* [Passage to read]
— BEGIN —

The recent fast food workers strikes, which are now spreading across the country, are putting a much needed spotlight on the real struggles of minimum wage employment. That scrutiny reveals that Cato is right about one thing: far too many states have a minimum wage that is just too low.
The answer, of course, isn’t that welfare and other social safety net programs need to be cut (or even worse, as the columnist suggests, taxed, as if those on public subsidies have any cash lying around to pay for such a thing), but that we need a real, livable wage that actually comes somewhere near the “$15 an hour” the fiscal conservatives claim welfare benefits equal.
The largest issue standing in the way of a true living wage effort is one of public perception. Predominately, when the general public envisions minimum wage workers, they see teens working after school jobs or college students taking a break during the summer. Yet that doesn’t describe the vast majority of those employed in low wage industries. As a graphic based on data provided by the Economic Policy Institute succinctly notes, 88 percent of minimum wage earners are 20 years old or older, and average around 35 years old; 56 percent of them are women; the workers earn half of their family’s income; and 22 percent of them have children at home which they are trying to raise with these hourly wages.

— END —

* [Direction 1]
Copy the passage on minimum wage workers word for word, in full.

* [Records for this task]
— BEGIN —

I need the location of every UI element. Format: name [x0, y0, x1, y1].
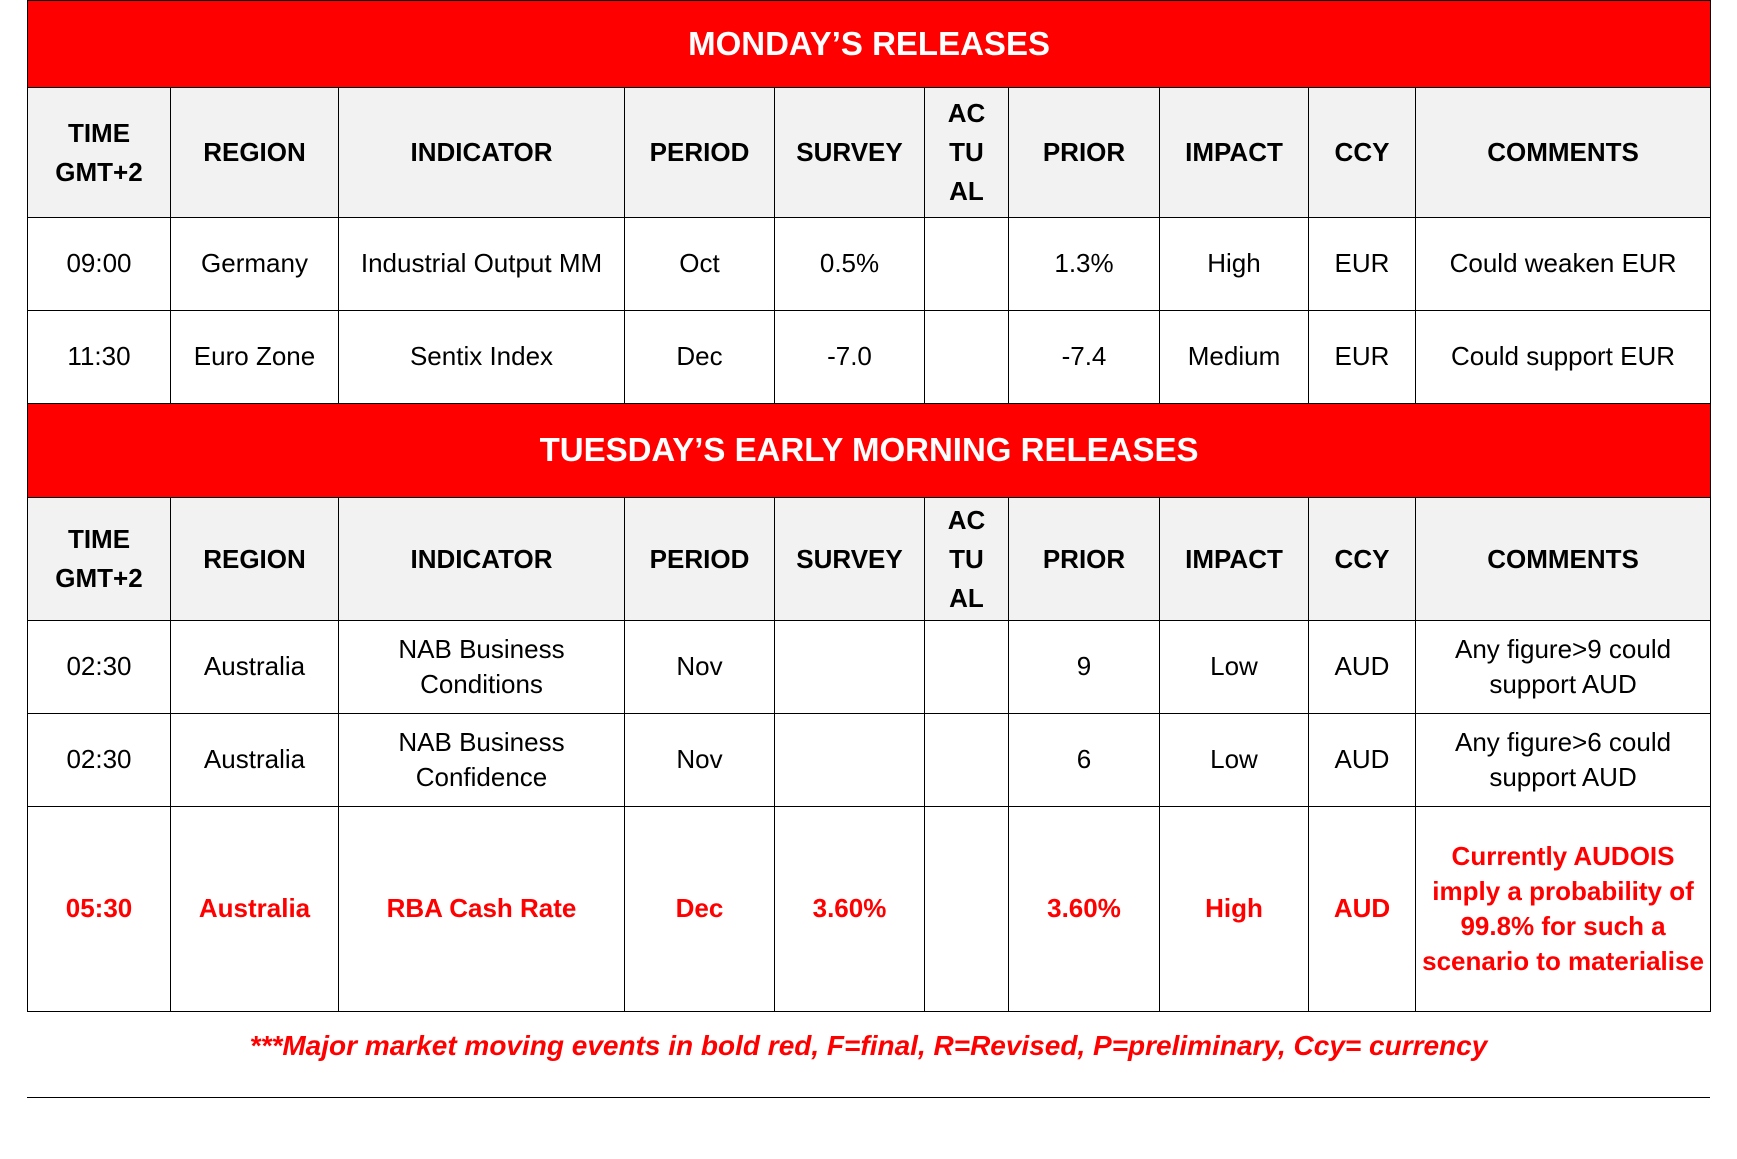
cell-actual: [924, 620, 1009, 714]
table-row: 05:30 Australia RBA Cash Rate Dec 3.60% 3.60%…: [27, 806, 1712, 1012]
table-row: 09:00 Germany Industrial Output MM Oct 0.5% 1…: [27, 217, 1712, 311]
column-header-time: TIME GMT+2: [27, 87, 171, 218]
column-header-period: PERIOD: [624, 497, 775, 621]
cell-prior: 1.3%: [1008, 217, 1160, 311]
cell-ccy: EUR: [1308, 217, 1416, 311]
cell-survey: 3.60%: [774, 806, 925, 1012]
cell-time: 02:30: [27, 713, 171, 807]
column-header-period: PERIOD: [624, 87, 775, 218]
table-row: 02:30 Australia NAB Business Conditions Nov…: [27, 620, 1712, 714]
cell-time: 11:30: [27, 310, 171, 404]
cell-impact: Low: [1159, 620, 1309, 714]
cell-region: Germany: [170, 217, 339, 311]
cell-indicator: Industrial Output MM: [338, 217, 625, 311]
column-header-prior: PRIOR: [1008, 497, 1160, 621]
cell-prior: 3.60%: [1008, 806, 1160, 1012]
cell-ccy: AUD: [1308, 620, 1416, 714]
column-header-prior: PRIOR: [1008, 87, 1160, 218]
cell-period: Nov: [624, 620, 775, 714]
cell-actual: [924, 310, 1009, 404]
cell-indicator: Sentix Index: [338, 310, 625, 404]
column-header-survey: SURVEY: [774, 497, 925, 621]
cell-indicator: RBA Cash Rate: [338, 806, 625, 1012]
table-row: 11:30 Euro Zone Sentix Index Dec -7.0 -7.4 Med…: [27, 310, 1712, 404]
table-row: 02:30 Australia NAB Business Confidence Nov…: [27, 713, 1712, 807]
cell-period: Dec: [624, 310, 775, 404]
column-header-ccy: CCY: [1308, 87, 1416, 218]
column-header-actual: AC TU AL: [924, 497, 1009, 621]
cell-actual: [924, 713, 1009, 807]
divider: [27, 1097, 1710, 1098]
monday-banner: MONDAY’S RELEASES: [26, 0, 1712, 88]
cell-impact: Medium: [1159, 310, 1309, 404]
cell-actual: [924, 217, 1009, 311]
cell-impact: High: [1159, 806, 1309, 1012]
cell-indicator: NAB Business Conditions: [338, 620, 625, 714]
cell-indicator: NAB Business Confidence: [338, 713, 625, 807]
cell-region: Euro Zone: [170, 310, 339, 404]
tuesday-banner: TUESDAY’S EARLY MORNING RELEASES: [26, 403, 1712, 498]
column-header-impact: IMPACT: [1159, 497, 1309, 621]
cell-comments: Any figure>6 could support AUD: [1414, 713, 1712, 807]
cell-region: Australia: [170, 806, 339, 1012]
column-header-survey: SURVEY: [774, 87, 925, 218]
cell-survey: [774, 620, 925, 714]
cell-comments: Currently AUDOIS imply a probability of …: [1414, 806, 1712, 1012]
cell-comments: Could weaken EUR: [1414, 217, 1712, 311]
cell-time: 02:30: [27, 620, 171, 714]
column-header-comments: COMMENTS: [1414, 497, 1712, 621]
column-header-indicator: INDICATOR: [338, 497, 625, 621]
cell-comments: Any figure>9 could support AUD: [1414, 620, 1712, 714]
cell-survey: -7.0: [774, 310, 925, 404]
cell-actual: [924, 806, 1009, 1012]
column-header-ccy: CCY: [1308, 497, 1416, 621]
cell-period: Oct: [624, 217, 775, 311]
column-header-region: REGION: [170, 497, 339, 621]
column-header-time: TIME GMT+2: [27, 497, 171, 621]
cell-period: Dec: [624, 806, 775, 1012]
header-row: TIME GMT+2 REGION INDICATOR PERIOD SURVEY AC …: [27, 497, 1712, 621]
cell-ccy: AUD: [1308, 713, 1416, 807]
economic-calendar-table: MONDAY’S RELEASES TIME GMT+2 REGION INDICAT…: [26, 0, 1712, 1012]
cell-time: 05:30: [27, 806, 171, 1012]
footnote: ***Major market moving events in bold re…: [249, 1030, 1488, 1061]
cell-prior: 9: [1008, 620, 1160, 714]
cell-ccy: EUR: [1308, 310, 1416, 404]
column-header-indicator: INDICATOR: [338, 87, 625, 218]
column-header-impact: IMPACT: [1159, 87, 1309, 218]
cell-comments: Could support EUR: [1414, 310, 1712, 404]
cell-survey: [774, 713, 925, 807]
cell-impact: Low: [1159, 713, 1309, 807]
cell-survey: 0.5%: [774, 217, 925, 311]
column-header-actual: AC TU AL: [924, 87, 1009, 218]
column-header-comments: COMMENTS: [1414, 87, 1712, 218]
header-row: TIME GMT+2 REGION INDICATOR PERIOD SURVEY AC …: [27, 87, 1712, 218]
section-title: MONDAY’S RELEASES: [26, 0, 1712, 88]
cell-period: Nov: [624, 713, 775, 807]
cell-ccy: AUD: [1308, 806, 1416, 1012]
section-title: TUESDAY’S EARLY MORNING RELEASES: [26, 403, 1712, 498]
column-header-region: REGION: [170, 87, 339, 218]
cell-time: 09:00: [27, 217, 171, 311]
cell-prior: 6: [1008, 713, 1160, 807]
cell-region: Australia: [170, 620, 339, 714]
cell-region: Australia: [170, 713, 339, 807]
cell-prior: -7.4: [1008, 310, 1160, 404]
cell-impact: High: [1159, 217, 1309, 311]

— END —

* [Direction 2]
Arrange the lines of the records as a numbered list, starting with the line containing "cell-actual: [924, 620, 1009, 714]" and ending with the line containing "cell-time: 02:30: [27, 713, 171, 807]", both included. Leave out blank lines.

* [Problem solution 1]
The recent fast food workers strikes, which are now spreading across the country, are putting a much needed spotlight on the real struggles of minimum wage employment. That scrutiny reveals that Cato is right about one thing: far too many states have a minimum wage that is just too low.
The answer, of course, isn’t that welfare and other social safety net programs need to be cut (or even worse, as the columnist suggests, taxed, as if those on public subsidies have any cash lying around to pay for such a thing), but that we need a real, livable wage that actually comes somewhere near the “$15 an hour” the fiscal conservatives claim welfare benefits equal.
The largest issue standing in the way of a true living wage effort is one of public perception. Predominately, when the general public envisions minimum wage workers, they see teens working after school jobs or college students taking a break during the summer. Yet that doesn’t describe the vast majority of those employed in low wage industries. As a graphic based on data provided by the Economic Policy Institute succinctly notes, 88 percent of minimum wage earners are 20 years old or older, and average around 35 years old; 56 percent of them are women; the workers earn half of their family’s income; and 22 percent of them have children at home which they are trying to raise with these hourly wages.

* [Problem solution 2]
1. cell-actual: [924, 620, 1009, 714]
2. table-row: 05:30 Australia RBA Cash Rate Dec 3.60% 3.60%…: [27, 806, 1712, 1012]
3. table-row: 09:00 Germany Industrial Output MM Oct 0.5% 1…: [27, 217, 1712, 311]
4. column-header-time: TIME GMT+2: [27, 87, 171, 218]
5. column-header-period: PERIOD: [624, 497, 775, 621]
6. cell-prior: 1.3%: [1008, 217, 1160, 311]
7. cell-ccy: EUR: [1308, 217, 1416, 311]
8. cell-survey: 3.60%: [774, 806, 925, 1012]
9. cell-time: 02:30: [27, 713, 171, 807]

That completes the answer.